_TASK DIRECTIONS_
Track down each line that has the word "verb" and copy it.

-- start DATASET EXCERPTS --

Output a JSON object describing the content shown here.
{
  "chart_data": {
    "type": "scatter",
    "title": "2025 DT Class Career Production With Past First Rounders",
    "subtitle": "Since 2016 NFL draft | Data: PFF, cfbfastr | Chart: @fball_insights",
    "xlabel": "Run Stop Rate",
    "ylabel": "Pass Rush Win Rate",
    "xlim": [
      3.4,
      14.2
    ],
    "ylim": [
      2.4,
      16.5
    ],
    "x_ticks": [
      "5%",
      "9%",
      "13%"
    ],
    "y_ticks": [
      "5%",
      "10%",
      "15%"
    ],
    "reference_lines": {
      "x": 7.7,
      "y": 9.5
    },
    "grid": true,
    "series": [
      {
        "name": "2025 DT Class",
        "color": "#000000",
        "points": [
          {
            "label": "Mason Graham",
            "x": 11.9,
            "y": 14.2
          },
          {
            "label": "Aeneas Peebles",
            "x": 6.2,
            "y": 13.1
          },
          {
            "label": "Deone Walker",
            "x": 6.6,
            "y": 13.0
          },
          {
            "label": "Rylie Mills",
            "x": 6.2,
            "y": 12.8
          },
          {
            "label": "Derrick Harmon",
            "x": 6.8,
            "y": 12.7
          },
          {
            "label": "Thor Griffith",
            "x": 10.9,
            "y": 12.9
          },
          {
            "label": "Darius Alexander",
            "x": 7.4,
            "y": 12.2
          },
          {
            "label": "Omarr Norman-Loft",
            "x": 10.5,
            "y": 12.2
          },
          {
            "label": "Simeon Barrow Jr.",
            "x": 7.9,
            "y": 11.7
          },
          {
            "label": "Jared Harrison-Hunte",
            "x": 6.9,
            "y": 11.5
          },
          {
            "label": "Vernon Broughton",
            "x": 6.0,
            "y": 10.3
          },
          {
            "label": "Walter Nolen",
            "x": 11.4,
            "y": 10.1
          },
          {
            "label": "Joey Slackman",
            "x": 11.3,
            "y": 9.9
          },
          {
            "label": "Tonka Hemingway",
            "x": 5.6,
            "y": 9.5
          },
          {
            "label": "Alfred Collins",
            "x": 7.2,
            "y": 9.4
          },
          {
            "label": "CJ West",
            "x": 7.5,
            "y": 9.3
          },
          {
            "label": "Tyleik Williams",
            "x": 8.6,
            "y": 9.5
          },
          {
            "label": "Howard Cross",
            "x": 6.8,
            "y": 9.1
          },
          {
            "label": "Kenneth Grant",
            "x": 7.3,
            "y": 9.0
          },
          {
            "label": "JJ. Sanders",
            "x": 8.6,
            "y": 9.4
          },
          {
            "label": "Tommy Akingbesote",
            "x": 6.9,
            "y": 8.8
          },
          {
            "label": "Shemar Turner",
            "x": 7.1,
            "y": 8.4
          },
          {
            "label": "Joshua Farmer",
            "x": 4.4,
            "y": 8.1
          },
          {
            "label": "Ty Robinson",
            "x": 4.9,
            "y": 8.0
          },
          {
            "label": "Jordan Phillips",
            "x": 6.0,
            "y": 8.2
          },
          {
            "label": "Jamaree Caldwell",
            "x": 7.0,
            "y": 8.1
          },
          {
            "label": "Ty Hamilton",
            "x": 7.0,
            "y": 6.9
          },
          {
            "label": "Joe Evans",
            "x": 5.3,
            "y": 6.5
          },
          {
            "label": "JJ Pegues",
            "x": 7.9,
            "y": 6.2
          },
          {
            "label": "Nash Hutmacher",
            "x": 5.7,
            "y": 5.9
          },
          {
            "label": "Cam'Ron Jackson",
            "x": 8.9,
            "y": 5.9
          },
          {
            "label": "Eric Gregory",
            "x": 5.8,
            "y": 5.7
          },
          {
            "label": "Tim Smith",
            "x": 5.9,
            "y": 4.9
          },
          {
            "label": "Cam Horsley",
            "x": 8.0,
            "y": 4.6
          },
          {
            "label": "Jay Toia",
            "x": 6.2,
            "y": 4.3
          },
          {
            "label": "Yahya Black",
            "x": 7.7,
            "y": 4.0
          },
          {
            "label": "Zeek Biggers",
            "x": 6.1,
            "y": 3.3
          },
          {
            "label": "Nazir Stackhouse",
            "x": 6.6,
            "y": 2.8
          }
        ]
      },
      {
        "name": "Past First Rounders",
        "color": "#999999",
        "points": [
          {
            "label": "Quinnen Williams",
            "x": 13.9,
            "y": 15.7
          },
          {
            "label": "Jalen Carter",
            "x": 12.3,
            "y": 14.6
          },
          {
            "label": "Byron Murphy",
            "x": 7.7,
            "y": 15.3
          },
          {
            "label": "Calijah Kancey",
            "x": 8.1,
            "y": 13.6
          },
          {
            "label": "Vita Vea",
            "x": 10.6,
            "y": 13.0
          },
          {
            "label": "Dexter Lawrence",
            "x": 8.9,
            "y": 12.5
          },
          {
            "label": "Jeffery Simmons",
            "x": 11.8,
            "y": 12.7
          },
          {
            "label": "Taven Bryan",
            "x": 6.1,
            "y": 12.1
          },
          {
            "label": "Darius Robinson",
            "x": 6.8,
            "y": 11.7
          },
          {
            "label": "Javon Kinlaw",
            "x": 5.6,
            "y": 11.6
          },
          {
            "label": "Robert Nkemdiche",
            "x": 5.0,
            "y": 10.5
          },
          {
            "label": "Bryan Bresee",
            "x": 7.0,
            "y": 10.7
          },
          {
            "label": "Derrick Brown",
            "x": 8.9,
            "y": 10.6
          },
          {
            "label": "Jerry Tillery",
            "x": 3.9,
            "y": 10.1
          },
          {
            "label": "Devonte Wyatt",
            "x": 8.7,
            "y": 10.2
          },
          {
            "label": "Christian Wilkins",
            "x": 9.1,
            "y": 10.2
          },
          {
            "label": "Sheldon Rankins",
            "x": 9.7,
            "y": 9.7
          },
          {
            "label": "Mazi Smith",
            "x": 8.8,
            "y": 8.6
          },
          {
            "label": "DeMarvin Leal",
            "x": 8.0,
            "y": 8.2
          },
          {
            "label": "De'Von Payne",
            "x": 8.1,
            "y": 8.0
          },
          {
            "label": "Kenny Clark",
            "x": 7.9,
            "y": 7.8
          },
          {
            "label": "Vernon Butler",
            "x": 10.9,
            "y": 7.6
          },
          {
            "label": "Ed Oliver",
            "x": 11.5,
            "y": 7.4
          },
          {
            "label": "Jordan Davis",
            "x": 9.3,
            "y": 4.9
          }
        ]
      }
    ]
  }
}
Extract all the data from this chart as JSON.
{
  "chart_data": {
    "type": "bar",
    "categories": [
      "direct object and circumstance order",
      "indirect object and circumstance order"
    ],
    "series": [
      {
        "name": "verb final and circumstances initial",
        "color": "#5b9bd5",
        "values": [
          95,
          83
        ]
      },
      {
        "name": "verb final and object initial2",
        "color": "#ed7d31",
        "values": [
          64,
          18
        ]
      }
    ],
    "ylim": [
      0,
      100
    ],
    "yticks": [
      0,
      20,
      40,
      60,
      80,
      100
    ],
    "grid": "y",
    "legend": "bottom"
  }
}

-- end DATASET EXCERPTS --

_EXERCISE OUTPUT_
        "name": "verb final and circumstances initial",
        "name": "verb final and object initial2",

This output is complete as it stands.